Direction: Every line below is to be copied exactly, with the pictures left out.

Data for processing:
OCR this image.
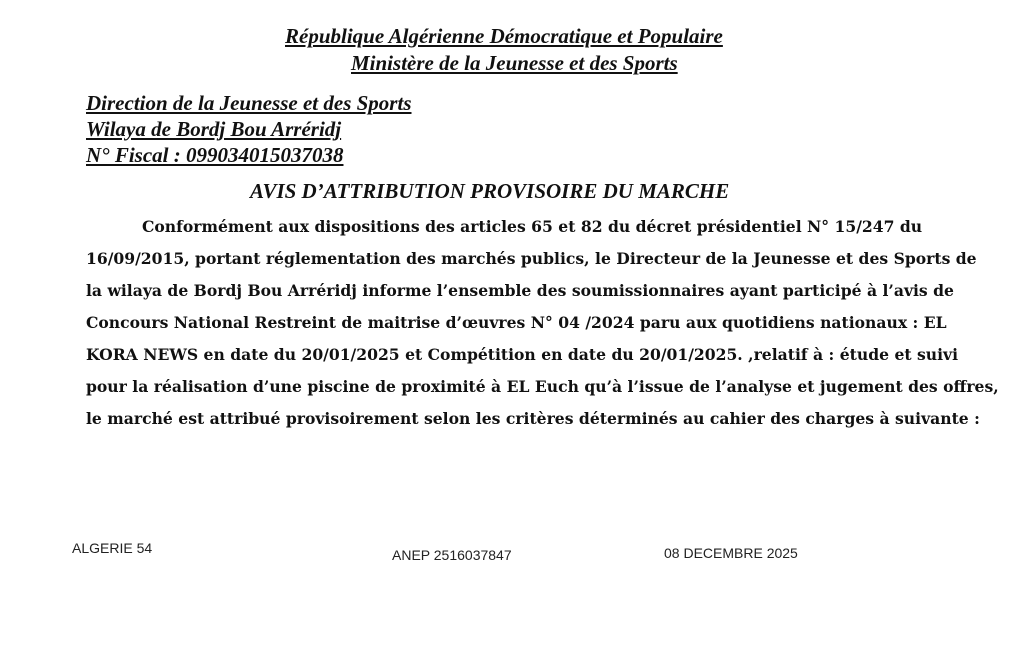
République Algérienne Démocratique et Populaire
Ministère de la Jeunesse et des Sports
Direction de la Jeunesse et des Sports
Wilaya de Bordj Bou Arréridj
N° Fiscal : 099034015037038
AVIS D’ATTRIBUTION PROVISOIRE DU MARCHE
Conformément aux dispositions des articles 65 et 82 du décret présidentiel N° 15/247 du
16/09/2015, portant réglementation des marchés publics, le Directeur de la Jeunesse et des Sports de
la wilaya de Bordj Bou Arréridj informe l’ensemble des soumissionnaires ayant participé à l’avis de
Concours National Restreint de maitrise d’œuvres N° 04 /2024 paru aux quotidiens nationaux : EL
KORA NEWS en date du 20/01/2025 et Compétition en date du 20/01/2025. ,relatif à : étude et suivi
pour la réalisation d’une piscine de proximité à EL Euch qu’à l’issue de l’analyse et jugement des offres,
le marché est attribué provisoirement selon les critères déterminés au cahier des charges à suivante :
ALGERIE 54	ANEP 2516037847	08 DECEMBRE 2025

Task output:
OCR this image.
République Algérienne Démocratique et Populaire
Ministère de la Jeunesse et des Sports
Direction de la Jeunesse et des Sports
Wilaya de Bordj Bou Arréridj
N° Fiscal : 099034015037038
AVIS D’ATTRIBUTION PROVISOIRE DU MARCHE
Conformément aux dispositions des articles 65 et 82 du décret présidentiel N° 15/247 du
16/09/2015, portant réglementation des marchés publics, le Directeur de la Jeunesse et des Sports de
la wilaya de Bordj Bou Arréridj informe l’ensemble des soumissionnaires ayant participé à l’avis de
Concours National Restreint de maitrise d’œuvres N° 04 /2024 paru aux quotidiens nationaux : EL
KORA NEWS en date du 20/01/2025 et Compétition en date du 20/01/2025. ,relatif à : étude et suivi
pour la réalisation d’une piscine de proximité à EL Euch qu’à l’issue de l’analyse et jugement des offres,
le marché est attribué provisoirement selon les critères déterminés au cahier des charges à suivante :
ALGERIE 54	ANEP 2516037847	08 DECEMBRE 2025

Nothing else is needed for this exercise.